What the exercise asks: Check every line below for the word "高考改革" and copy the ones that have it.

Exercise input:

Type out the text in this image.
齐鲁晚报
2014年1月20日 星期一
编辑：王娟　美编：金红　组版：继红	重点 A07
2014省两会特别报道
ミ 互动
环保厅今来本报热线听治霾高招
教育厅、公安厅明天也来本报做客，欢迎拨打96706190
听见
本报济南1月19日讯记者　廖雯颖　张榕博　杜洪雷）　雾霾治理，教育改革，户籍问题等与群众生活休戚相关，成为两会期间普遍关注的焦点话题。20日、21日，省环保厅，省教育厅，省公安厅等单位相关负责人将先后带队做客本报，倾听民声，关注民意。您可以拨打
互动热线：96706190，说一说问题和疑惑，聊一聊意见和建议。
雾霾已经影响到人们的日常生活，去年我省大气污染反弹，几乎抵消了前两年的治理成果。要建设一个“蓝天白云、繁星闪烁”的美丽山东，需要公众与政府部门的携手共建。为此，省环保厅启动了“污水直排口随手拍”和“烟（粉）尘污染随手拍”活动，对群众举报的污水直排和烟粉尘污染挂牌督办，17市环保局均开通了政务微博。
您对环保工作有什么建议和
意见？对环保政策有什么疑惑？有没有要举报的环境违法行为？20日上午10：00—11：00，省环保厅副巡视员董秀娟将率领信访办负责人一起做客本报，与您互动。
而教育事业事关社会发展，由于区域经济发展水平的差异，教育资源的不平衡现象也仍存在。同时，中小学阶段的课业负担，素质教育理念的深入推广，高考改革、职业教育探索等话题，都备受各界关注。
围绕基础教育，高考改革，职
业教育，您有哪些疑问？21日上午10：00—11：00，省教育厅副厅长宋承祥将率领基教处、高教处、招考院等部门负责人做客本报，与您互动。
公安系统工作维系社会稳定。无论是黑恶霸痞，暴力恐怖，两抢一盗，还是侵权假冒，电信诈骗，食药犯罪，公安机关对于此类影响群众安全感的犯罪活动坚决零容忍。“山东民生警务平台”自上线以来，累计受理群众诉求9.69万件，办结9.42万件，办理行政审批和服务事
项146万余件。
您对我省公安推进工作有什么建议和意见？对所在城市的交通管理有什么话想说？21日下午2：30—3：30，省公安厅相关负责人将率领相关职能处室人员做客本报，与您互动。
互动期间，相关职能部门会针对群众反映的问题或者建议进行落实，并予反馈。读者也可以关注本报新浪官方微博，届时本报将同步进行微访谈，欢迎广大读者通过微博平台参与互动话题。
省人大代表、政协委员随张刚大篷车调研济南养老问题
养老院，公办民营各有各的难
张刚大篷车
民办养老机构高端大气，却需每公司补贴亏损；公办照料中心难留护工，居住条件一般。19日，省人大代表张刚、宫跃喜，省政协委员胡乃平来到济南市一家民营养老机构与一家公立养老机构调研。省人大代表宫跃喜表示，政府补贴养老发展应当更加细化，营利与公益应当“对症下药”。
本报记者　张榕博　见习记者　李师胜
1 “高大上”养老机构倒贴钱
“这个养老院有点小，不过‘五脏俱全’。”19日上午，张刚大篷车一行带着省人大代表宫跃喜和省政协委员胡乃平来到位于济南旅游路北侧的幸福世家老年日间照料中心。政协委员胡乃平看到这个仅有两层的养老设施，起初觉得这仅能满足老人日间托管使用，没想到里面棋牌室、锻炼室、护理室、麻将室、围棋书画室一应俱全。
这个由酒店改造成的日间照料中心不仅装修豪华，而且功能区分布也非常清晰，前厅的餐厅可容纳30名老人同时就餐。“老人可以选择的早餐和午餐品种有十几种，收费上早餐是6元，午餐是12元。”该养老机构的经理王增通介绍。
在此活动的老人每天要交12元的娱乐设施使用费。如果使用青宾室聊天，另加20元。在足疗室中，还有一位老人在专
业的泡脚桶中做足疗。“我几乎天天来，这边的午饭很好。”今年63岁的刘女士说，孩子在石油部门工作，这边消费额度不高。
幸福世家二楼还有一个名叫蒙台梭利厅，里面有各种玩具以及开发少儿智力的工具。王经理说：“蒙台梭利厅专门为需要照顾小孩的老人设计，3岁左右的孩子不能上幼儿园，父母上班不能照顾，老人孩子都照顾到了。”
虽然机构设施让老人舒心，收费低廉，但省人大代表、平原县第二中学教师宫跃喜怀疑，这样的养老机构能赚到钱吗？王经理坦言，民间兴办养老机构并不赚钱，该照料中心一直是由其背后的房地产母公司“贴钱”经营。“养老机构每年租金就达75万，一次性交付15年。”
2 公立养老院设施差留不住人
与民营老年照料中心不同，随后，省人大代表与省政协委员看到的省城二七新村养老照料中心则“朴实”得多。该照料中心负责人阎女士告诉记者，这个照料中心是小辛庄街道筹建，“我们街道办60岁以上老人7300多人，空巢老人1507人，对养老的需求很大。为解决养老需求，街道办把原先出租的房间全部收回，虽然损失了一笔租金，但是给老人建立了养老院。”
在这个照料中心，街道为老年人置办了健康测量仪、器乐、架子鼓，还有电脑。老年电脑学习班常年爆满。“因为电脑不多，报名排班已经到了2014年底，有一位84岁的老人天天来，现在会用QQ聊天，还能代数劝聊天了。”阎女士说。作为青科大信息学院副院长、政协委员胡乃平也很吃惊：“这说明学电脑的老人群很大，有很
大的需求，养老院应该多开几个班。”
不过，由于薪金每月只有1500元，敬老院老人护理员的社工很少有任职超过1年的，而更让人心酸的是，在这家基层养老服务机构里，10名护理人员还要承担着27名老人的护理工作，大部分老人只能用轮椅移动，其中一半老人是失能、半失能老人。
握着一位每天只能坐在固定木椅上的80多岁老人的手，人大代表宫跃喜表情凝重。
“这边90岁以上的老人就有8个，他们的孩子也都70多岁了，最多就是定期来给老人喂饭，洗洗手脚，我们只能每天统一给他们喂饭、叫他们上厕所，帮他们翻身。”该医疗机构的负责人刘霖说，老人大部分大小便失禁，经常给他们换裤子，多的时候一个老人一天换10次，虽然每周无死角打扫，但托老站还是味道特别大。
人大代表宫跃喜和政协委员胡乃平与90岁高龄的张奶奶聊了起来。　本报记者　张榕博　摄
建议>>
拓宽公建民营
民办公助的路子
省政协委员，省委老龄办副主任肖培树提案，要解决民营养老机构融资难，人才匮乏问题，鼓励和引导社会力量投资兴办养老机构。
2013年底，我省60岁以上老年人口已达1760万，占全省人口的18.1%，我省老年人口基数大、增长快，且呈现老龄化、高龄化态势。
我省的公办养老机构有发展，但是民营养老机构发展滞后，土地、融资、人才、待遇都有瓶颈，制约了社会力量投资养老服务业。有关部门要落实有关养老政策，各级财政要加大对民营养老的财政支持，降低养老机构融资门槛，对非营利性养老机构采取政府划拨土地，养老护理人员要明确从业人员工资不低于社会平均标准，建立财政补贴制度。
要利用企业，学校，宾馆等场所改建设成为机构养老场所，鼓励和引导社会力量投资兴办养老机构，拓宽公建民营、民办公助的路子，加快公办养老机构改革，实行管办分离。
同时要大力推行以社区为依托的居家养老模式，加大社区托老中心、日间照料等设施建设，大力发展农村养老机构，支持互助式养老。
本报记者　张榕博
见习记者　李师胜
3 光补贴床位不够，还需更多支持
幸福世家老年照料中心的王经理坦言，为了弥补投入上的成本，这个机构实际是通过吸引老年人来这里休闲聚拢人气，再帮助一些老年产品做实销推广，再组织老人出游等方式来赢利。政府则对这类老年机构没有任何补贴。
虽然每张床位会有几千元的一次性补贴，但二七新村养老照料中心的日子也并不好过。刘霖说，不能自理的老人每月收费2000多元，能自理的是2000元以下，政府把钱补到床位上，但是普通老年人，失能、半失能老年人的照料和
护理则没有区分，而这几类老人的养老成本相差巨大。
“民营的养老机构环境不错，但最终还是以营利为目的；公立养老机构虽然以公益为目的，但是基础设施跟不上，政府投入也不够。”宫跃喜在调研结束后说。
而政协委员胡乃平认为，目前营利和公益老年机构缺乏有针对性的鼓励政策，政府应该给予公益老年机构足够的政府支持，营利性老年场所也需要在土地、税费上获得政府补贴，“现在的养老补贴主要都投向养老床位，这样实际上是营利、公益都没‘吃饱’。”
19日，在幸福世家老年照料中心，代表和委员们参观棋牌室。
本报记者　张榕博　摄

Complete answer:
而教育事业事关社会发展，由于区域经济发展水平的差异，教育资源的不平衡现象也仍存在。同时，中小学阶段的课业负担，素质教育理念的深入推广，高考改革、职业教育探索等话题，都备受各界关注。
围绕基础教育，高考改革，职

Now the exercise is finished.